GOAL:
Pick out the lines below that include the string "label".

──────── AVAILABLE DATA

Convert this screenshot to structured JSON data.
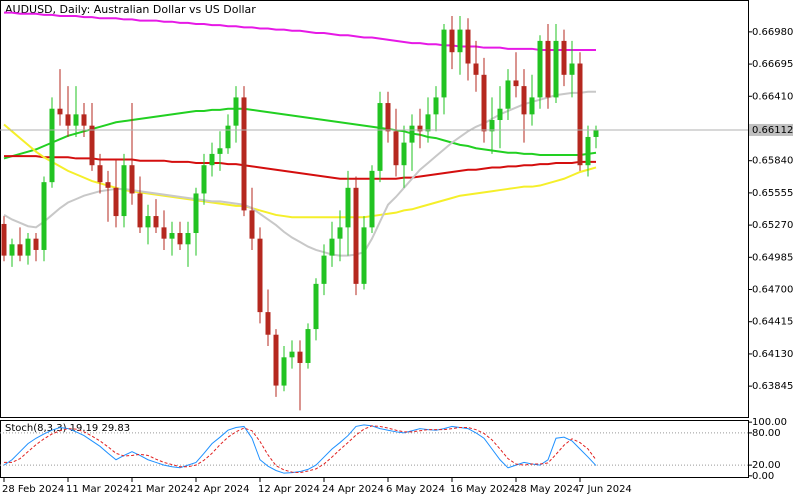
{
  "chart_data": {
    "type": "candlestick",
    "title": "AUDUSD, Daily:  Australian Dollar vs US Dollar",
    "categories": [
      "28 Feb 2024",
      null,
      null,
      null,
      null,
      null,
      null,
      null,
      "11 Mar 2024",
      null,
      null,
      null,
      null,
      null,
      null,
      null,
      "21 Mar 2024",
      null,
      null,
      null,
      null,
      null,
      null,
      null,
      "2 Apr 2024",
      null,
      null,
      null,
      null,
      null,
      null,
      null,
      "12 Apr 2024",
      null,
      null,
      null,
      null,
      null,
      null,
      null,
      "24 Apr 2024",
      null,
      null,
      null,
      null,
      null,
      null,
      null,
      "6 May 2024",
      null,
      null,
      null,
      null,
      null,
      null,
      null,
      "16 May 2024",
      null,
      null,
      null,
      null,
      null,
      null,
      null,
      "28 May 2024",
      null,
      null,
      null,
      null,
      null,
      null,
      null,
      "7 Jun 2024",
      null,
      null
    ],
    "open": [
      0.6528,
      0.65,
      0.651,
      0.65,
      0.6515,
      0.6505,
      0.6565,
      0.663,
      0.6625,
      0.6615,
      0.6625,
      0.6615,
      0.658,
      0.6565,
      0.656,
      0.6535,
      0.658,
      0.6555,
      0.6525,
      0.6535,
      0.6525,
      0.6515,
      0.652,
      0.651,
      0.652,
      0.6555,
      0.658,
      0.659,
      0.6595,
      0.6615,
      0.664,
      0.654,
      0.6515,
      0.645,
      0.643,
      0.6385,
      0.641,
      0.6415,
      0.6405,
      0.6435,
      0.6475,
      0.65,
      0.6515,
      0.6525,
      0.656,
      0.6475,
      0.6525,
      0.6575,
      0.6635,
      0.661,
      0.658,
      0.66,
      0.6615,
      0.661,
      0.6625,
      0.664,
      0.67,
      0.668,
      0.67,
      0.667,
      0.666,
      0.661,
      0.662,
      0.663,
      0.6655,
      0.665,
      0.6625,
      0.664,
      0.669,
      0.664,
      0.669,
      0.666,
      0.667,
      0.658,
      0.6605
    ],
    "high": [
      0.6535,
      0.6515,
      0.6525,
      0.652,
      0.652,
      0.657,
      0.664,
      0.6665,
      0.665,
      0.665,
      0.6635,
      0.6635,
      0.659,
      0.6575,
      0.6585,
      0.659,
      0.6635,
      0.657,
      0.6545,
      0.655,
      0.654,
      0.653,
      0.653,
      0.653,
      0.656,
      0.659,
      0.66,
      0.661,
      0.6625,
      0.665,
      0.665,
      0.656,
      0.6525,
      0.647,
      0.6435,
      0.642,
      0.6425,
      0.6425,
      0.644,
      0.648,
      0.651,
      0.653,
      0.654,
      0.6575,
      0.657,
      0.6535,
      0.658,
      0.6645,
      0.6645,
      0.663,
      0.6615,
      0.6625,
      0.663,
      0.664,
      0.665,
      0.6705,
      0.6712,
      0.6712,
      0.671,
      0.669,
      0.6675,
      0.664,
      0.665,
      0.6665,
      0.668,
      0.6665,
      0.666,
      0.6695,
      0.6705,
      0.6705,
      0.67,
      0.669,
      0.668,
      0.6615,
      0.6615
    ],
    "low": [
      0.6495,
      0.649,
      0.6495,
      0.6492,
      0.6495,
      0.6495,
      0.656,
      0.6615,
      0.6605,
      0.6605,
      0.6605,
      0.6575,
      0.6555,
      0.653,
      0.6525,
      0.6525,
      0.6545,
      0.652,
      0.651,
      0.652,
      0.6505,
      0.65,
      0.6505,
      0.649,
      0.65,
      0.6545,
      0.657,
      0.6575,
      0.659,
      0.66,
      0.6535,
      0.6505,
      0.644,
      0.642,
      0.6375,
      0.638,
      0.64,
      0.6363,
      0.64,
      0.6425,
      0.6465,
      0.649,
      0.6495,
      0.65,
      0.6465,
      0.647,
      0.652,
      0.6565,
      0.66,
      0.657,
      0.656,
      0.6575,
      0.6595,
      0.66,
      0.661,
      0.6625,
      0.6665,
      0.666,
      0.6655,
      0.6645,
      0.66,
      0.659,
      0.6595,
      0.662,
      0.664,
      0.66,
      0.6615,
      0.663,
      0.663,
      0.6635,
      0.665,
      0.664,
      0.6575,
      0.657,
      0.6595
    ],
    "close": [
      0.65,
      0.651,
      0.65,
      0.6515,
      0.6505,
      0.6565,
      0.663,
      0.6625,
      0.6615,
      0.6625,
      0.6615,
      0.658,
      0.6565,
      0.656,
      0.6535,
      0.658,
      0.6555,
      0.6525,
      0.6535,
      0.6525,
      0.6515,
      0.652,
      0.651,
      0.652,
      0.6555,
      0.658,
      0.659,
      0.6595,
      0.6615,
      0.664,
      0.654,
      0.6515,
      0.645,
      0.643,
      0.6385,
      0.641,
      0.6415,
      0.6405,
      0.6435,
      0.6475,
      0.65,
      0.6515,
      0.6525,
      0.656,
      0.6475,
      0.6525,
      0.6575,
      0.6635,
      0.661,
      0.658,
      0.66,
      0.6615,
      0.661,
      0.6625,
      0.664,
      0.67,
      0.668,
      0.67,
      0.667,
      0.666,
      0.661,
      0.662,
      0.663,
      0.6655,
      0.665,
      0.6625,
      0.664,
      0.669,
      0.664,
      0.669,
      0.666,
      0.667,
      0.658,
      0.6605,
      0.6611
    ],
    "up_color": "#22c322",
    "down_color": "#b5281f",
    "lines": [
      {
        "color": "#e619e6",
        "values": [
          0.6715,
          0.6715,
          0.6714,
          0.6714,
          0.6714,
          0.6713,
          0.6713,
          0.6712,
          0.6712,
          0.6712,
          0.6711,
          0.6711,
          0.671,
          0.671,
          0.671,
          0.6709,
          0.6709,
          0.6708,
          0.6708,
          0.6708,
          0.6707,
          0.6707,
          0.6706,
          0.6706,
          0.6705,
          0.6705,
          0.6704,
          0.6704,
          0.6703,
          0.6703,
          0.6702,
          0.6702,
          0.6701,
          0.6701,
          0.67,
          0.67,
          0.6699,
          0.6699,
          0.6698,
          0.6697,
          0.6697,
          0.6696,
          0.6695,
          0.6695,
          0.6694,
          0.6693,
          0.6693,
          0.6692,
          0.6691,
          0.669,
          0.6689,
          0.6688,
          0.6688,
          0.6687,
          0.6687,
          0.6686,
          0.6686,
          0.6685,
          0.6685,
          0.6685,
          0.6684,
          0.6684,
          0.6684,
          0.6683,
          0.6683,
          0.6683,
          0.6683,
          0.6682,
          0.6682,
          0.6682,
          0.6682,
          0.6682,
          0.6682,
          0.6682,
          0.6682
        ]
      },
      {
        "color": "#22d022",
        "values": [
          0.6586,
          0.6588,
          0.659,
          0.6592,
          0.6594,
          0.6597,
          0.66,
          0.6603,
          0.6606,
          0.6608,
          0.661,
          0.6612,
          0.6614,
          0.6616,
          0.6618,
          0.6619,
          0.662,
          0.6621,
          0.6622,
          0.6623,
          0.6624,
          0.6625,
          0.6626,
          0.6627,
          0.6628,
          0.6628,
          0.6629,
          0.6629,
          0.663,
          0.663,
          0.663,
          0.6629,
          0.6628,
          0.6627,
          0.6626,
          0.6625,
          0.6624,
          0.6623,
          0.6622,
          0.6621,
          0.662,
          0.6619,
          0.6618,
          0.6617,
          0.6616,
          0.6615,
          0.6614,
          0.6613,
          0.6612,
          0.6611,
          0.661,
          0.6608,
          0.6607,
          0.6605,
          0.6604,
          0.6602,
          0.66,
          0.6598,
          0.6597,
          0.6595,
          0.6594,
          0.6593,
          0.6592,
          0.6591,
          0.6591,
          0.659,
          0.659,
          0.6589,
          0.6589,
          0.6589,
          0.6589,
          0.6589,
          0.6589,
          0.659,
          0.6591
        ]
      },
      {
        "color": "#d40e0e",
        "values": [
          0.6588,
          0.6588,
          0.6588,
          0.6588,
          0.6588,
          0.6587,
          0.6587,
          0.6587,
          0.6587,
          0.6586,
          0.6586,
          0.6586,
          0.6585,
          0.6585,
          0.6585,
          0.6585,
          0.6585,
          0.6584,
          0.6584,
          0.6584,
          0.6584,
          0.6583,
          0.6583,
          0.6583,
          0.6582,
          0.6582,
          0.6582,
          0.6582,
          0.6581,
          0.6581,
          0.658,
          0.6579,
          0.6578,
          0.6577,
          0.6576,
          0.6575,
          0.6574,
          0.6573,
          0.6572,
          0.6571,
          0.657,
          0.6569,
          0.6568,
          0.6568,
          0.6568,
          0.6568,
          0.6568,
          0.6568,
          0.6568,
          0.6568,
          0.6569,
          0.6569,
          0.657,
          0.6571,
          0.6572,
          0.6573,
          0.6574,
          0.6575,
          0.6576,
          0.6576,
          0.6577,
          0.6578,
          0.6578,
          0.6579,
          0.6579,
          0.658,
          0.658,
          0.6581,
          0.6581,
          0.6582,
          0.6582,
          0.6582,
          0.6583,
          0.6583,
          0.6583
        ]
      },
      {
        "color": "#f5ef2a",
        "values": [
          0.6616,
          0.661,
          0.6604,
          0.6598,
          0.6592,
          0.6587,
          0.6583,
          0.6579,
          0.6575,
          0.6572,
          0.6569,
          0.6566,
          0.6564,
          0.6562,
          0.656,
          0.6558,
          0.6557,
          0.6556,
          0.6555,
          0.6554,
          0.6553,
          0.6552,
          0.6551,
          0.655,
          0.6549,
          0.6548,
          0.6547,
          0.6546,
          0.6545,
          0.6544,
          0.6544,
          0.6542,
          0.654,
          0.6538,
          0.6536,
          0.6535,
          0.6534,
          0.6534,
          0.6534,
          0.6534,
          0.6534,
          0.6534,
          0.6534,
          0.6534,
          0.6534,
          0.6534,
          0.6535,
          0.6536,
          0.6537,
          0.6538,
          0.654,
          0.6541,
          0.6543,
          0.6545,
          0.6547,
          0.6549,
          0.6551,
          0.6553,
          0.6554,
          0.6555,
          0.6556,
          0.6557,
          0.6558,
          0.6559,
          0.656,
          0.6561,
          0.6561,
          0.6562,
          0.6564,
          0.6566,
          0.6568,
          0.6571,
          0.6574,
          0.6576,
          0.6578
        ]
      },
      {
        "color": "#c8c8c8",
        "values": [
          0.6536,
          0.6532,
          0.6529,
          0.6526,
          0.6525,
          0.653,
          0.6536,
          0.6542,
          0.6547,
          0.655,
          0.6553,
          0.6555,
          0.6557,
          0.6558,
          0.6559,
          0.6559,
          0.6558,
          0.6557,
          0.6556,
          0.6555,
          0.6554,
          0.6553,
          0.6552,
          0.6551,
          0.655,
          0.6549,
          0.6548,
          0.6548,
          0.6547,
          0.6546,
          0.6545,
          0.6542,
          0.6537,
          0.6532,
          0.6527,
          0.6521,
          0.6516,
          0.6512,
          0.6508,
          0.6505,
          0.6503,
          0.6501,
          0.65,
          0.65,
          0.6501,
          0.6503,
          0.6515,
          0.653,
          0.6545,
          0.6552,
          0.656,
          0.6568,
          0.6576,
          0.6582,
          0.6588,
          0.6594,
          0.66,
          0.6605,
          0.661,
          0.6614,
          0.6617,
          0.6621,
          0.6625,
          0.6628,
          0.6631,
          0.6634,
          0.6636,
          0.6638,
          0.664,
          0.6642,
          0.6643,
          0.6644,
          0.6644,
          0.6645,
          0.6645
        ]
      }
    ],
    "ylim": [
      0.63563,
      0.67262
    ],
    "yticks": [
      {
        "value": 0.6698,
        "label": "0.66980"
      },
      0.66695,
      {
        "value": 0.6641,
        "label": "0.66410"
      },
      {
        "value": 0.6584,
        "label": "0.65840"
      },
      0.65555,
      {
        "value": 0.6527,
        "label": "0.65270"
      },
      0.64985,
      {
        "value": 0.647,
        "label": "0.64700"
      },
      0.64415,
      {
        "value": 0.6413,
        "label": "0.64130"
      },
      0.63845
    ],
    "current_price": 0.66112,
    "stoch": {
      "title": "Stoch(8,3,3) 19.19 29.83",
      "ylim": [
        -4,
        104
      ],
      "yticks": [
        {
          "value": 100,
          "label": "100.00"
        },
        {
          "value": 80,
          "label": "80.00"
        },
        {
          "value": 20,
          "label": "20.00"
        },
        {
          "value": 0,
          "label": "0.00"
        }
      ],
      "levels": [
        80,
        20
      ],
      "k": {
        "color": "#1e90ff",
        "values": [
          20,
          30,
          45,
          60,
          70,
          78,
          85,
          90,
          88,
          82,
          75,
          65,
          55,
          42,
          30,
          38,
          45,
          38,
          30,
          25,
          20,
          17,
          15,
          20,
          25,
          42,
          60,
          72,
          85,
          90,
          92,
          70,
          30,
          18,
          10,
          5,
          6,
          8,
          12,
          20,
          35,
          50,
          62,
          75,
          92,
          95,
          93,
          88,
          85,
          82,
          80,
          84,
          88,
          86,
          85,
          88,
          92,
          90,
          88,
          80,
          70,
          50,
          30,
          15,
          20,
          25,
          22,
          20,
          30,
          70,
          72,
          65,
          50,
          35,
          19.19
        ]
      },
      "d": {
        "color": "#e02020",
        "values": [
          25,
          25,
          32,
          45,
          58,
          69,
          78,
          84,
          88,
          87,
          82,
          74,
          65,
          54,
          42,
          37,
          38,
          40,
          38,
          31,
          25,
          21,
          17,
          17,
          20,
          29,
          42,
          58,
          72,
          82,
          89,
          84,
          64,
          39,
          19,
          11,
          7,
          6,
          9,
          13,
          22,
          35,
          49,
          62,
          76,
          87,
          93,
          92,
          89,
          85,
          82,
          82,
          84,
          86,
          86,
          86,
          88,
          90,
          90,
          86,
          79,
          67,
          50,
          32,
          22,
          20,
          22,
          22,
          24,
          40,
          57,
          69,
          62,
          50,
          29.83
        ]
      }
    }
  }
}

────────────────

EXERCISE OUTPUT:
        "label": "0.66980"
        "label": "0.66410"
        "label": "0.65840"
        "label": "0.65270"
        "label": "0.64700"
        "label": "0.64130"
          "label": "100.00"
          "label": "80.00"
          "label": "20.00"
          "label": "0.00"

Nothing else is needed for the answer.